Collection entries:
-.-.-
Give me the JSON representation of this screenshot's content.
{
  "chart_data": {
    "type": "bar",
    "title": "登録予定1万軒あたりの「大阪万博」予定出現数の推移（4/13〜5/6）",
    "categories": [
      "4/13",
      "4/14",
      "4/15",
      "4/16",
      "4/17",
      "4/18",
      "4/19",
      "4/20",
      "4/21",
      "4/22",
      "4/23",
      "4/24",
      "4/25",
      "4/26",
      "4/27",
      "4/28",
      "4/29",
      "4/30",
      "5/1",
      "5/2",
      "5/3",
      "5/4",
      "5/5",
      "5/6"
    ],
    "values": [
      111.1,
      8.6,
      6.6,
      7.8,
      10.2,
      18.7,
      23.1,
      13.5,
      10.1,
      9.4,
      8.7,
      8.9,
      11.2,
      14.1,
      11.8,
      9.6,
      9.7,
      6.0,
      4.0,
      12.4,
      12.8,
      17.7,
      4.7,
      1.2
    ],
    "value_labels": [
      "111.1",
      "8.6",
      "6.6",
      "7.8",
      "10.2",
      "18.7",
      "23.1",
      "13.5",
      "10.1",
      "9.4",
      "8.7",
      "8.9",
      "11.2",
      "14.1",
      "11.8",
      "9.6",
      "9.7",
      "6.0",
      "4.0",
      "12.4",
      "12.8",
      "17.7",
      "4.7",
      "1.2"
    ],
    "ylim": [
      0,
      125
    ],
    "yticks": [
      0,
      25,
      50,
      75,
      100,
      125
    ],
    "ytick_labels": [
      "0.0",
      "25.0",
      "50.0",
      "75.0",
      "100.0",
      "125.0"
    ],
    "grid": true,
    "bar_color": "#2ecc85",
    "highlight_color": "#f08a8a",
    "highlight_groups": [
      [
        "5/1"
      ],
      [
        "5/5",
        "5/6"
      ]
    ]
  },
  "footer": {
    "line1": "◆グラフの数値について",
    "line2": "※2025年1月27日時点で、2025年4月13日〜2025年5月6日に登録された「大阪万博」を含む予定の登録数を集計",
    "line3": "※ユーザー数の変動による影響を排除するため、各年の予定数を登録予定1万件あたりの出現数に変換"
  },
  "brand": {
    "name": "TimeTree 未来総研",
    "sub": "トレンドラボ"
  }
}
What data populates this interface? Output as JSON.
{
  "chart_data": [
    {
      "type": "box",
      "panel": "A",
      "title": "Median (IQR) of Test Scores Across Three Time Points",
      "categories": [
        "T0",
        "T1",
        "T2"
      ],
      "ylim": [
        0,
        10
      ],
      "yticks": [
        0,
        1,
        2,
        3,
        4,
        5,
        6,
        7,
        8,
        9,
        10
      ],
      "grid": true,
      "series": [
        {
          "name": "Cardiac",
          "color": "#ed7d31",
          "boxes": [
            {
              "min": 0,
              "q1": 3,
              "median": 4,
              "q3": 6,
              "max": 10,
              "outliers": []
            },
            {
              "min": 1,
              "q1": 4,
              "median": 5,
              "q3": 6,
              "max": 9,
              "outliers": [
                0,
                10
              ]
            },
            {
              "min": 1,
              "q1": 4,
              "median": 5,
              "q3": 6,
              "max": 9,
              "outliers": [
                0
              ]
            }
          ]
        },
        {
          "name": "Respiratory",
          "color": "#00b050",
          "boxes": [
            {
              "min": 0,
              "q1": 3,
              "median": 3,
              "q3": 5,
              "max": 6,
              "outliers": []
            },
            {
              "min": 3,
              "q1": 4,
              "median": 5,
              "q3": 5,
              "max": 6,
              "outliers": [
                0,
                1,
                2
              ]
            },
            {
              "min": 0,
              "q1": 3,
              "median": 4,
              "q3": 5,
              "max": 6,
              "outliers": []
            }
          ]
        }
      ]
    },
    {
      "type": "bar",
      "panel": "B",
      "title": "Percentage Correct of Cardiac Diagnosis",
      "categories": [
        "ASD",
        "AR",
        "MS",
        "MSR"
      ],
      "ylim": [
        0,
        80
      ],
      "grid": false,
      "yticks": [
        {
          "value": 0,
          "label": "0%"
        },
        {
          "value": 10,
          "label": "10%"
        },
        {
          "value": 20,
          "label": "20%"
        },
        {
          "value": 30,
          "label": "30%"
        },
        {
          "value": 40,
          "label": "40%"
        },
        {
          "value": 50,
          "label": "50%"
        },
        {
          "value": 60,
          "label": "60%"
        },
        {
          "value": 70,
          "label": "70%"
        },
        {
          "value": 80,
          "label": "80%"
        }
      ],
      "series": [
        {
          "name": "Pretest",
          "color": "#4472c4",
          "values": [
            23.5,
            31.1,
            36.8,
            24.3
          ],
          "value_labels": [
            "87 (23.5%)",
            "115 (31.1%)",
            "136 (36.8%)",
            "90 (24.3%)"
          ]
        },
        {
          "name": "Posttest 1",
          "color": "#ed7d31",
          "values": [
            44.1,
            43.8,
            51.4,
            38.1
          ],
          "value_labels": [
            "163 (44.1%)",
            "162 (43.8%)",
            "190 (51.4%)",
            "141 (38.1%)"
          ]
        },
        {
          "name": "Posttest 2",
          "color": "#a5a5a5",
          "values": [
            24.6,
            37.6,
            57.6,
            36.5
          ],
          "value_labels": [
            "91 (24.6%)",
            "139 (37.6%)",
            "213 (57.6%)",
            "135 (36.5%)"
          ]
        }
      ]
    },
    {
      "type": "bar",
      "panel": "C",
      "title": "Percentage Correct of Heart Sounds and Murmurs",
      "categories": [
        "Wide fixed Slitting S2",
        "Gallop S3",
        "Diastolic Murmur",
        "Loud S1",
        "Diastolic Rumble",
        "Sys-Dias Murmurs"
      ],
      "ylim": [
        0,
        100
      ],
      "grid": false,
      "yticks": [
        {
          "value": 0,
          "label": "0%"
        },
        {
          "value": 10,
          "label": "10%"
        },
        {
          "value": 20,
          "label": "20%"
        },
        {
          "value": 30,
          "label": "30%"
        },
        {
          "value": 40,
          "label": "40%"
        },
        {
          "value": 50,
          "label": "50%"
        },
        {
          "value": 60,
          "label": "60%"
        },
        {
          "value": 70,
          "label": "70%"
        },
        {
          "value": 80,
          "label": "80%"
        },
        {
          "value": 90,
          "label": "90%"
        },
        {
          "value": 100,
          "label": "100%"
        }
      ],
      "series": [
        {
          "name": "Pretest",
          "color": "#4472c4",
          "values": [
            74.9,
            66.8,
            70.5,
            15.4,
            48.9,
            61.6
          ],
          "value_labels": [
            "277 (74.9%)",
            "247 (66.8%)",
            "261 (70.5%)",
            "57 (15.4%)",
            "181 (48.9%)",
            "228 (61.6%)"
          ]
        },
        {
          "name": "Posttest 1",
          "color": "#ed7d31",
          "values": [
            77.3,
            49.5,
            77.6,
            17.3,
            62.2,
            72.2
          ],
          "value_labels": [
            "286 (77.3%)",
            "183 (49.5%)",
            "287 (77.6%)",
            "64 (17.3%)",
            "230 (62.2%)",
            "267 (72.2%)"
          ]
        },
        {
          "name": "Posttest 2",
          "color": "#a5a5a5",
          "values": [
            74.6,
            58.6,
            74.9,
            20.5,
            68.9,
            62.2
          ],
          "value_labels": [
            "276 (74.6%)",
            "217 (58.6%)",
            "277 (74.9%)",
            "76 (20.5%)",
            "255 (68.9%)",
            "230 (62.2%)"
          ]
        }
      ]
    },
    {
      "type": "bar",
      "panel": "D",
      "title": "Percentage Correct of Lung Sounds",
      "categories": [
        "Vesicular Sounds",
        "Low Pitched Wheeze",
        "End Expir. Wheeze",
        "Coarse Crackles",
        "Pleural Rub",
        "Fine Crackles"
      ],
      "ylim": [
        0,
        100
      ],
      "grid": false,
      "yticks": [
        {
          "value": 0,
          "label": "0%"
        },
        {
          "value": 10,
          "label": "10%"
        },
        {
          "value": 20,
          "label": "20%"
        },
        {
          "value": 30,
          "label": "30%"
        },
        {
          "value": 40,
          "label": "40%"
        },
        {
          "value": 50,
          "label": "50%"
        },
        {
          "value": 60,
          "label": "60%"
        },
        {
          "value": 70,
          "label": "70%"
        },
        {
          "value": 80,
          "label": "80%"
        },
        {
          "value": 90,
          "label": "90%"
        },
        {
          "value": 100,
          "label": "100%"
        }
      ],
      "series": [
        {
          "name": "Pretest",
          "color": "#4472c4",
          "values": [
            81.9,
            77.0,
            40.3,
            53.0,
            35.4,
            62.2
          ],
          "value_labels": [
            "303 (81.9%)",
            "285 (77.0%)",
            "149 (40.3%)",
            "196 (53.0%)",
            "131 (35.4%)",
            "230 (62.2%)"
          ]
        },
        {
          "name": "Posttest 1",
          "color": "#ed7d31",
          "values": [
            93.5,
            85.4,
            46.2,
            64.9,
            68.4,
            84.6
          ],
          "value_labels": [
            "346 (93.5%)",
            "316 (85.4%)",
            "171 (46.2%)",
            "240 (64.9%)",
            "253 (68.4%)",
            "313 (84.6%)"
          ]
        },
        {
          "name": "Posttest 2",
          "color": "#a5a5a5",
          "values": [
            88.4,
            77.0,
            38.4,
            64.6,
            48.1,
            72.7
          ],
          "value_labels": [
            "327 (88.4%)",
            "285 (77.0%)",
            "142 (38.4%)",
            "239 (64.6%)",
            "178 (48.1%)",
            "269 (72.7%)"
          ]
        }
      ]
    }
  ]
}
-.-.-
» **Short problem**
Where a line in the entries holds "Wheeze", copy that line.

» **Correct response**
        "Low Pitched Wheeze",
        "End Expir. Wheeze",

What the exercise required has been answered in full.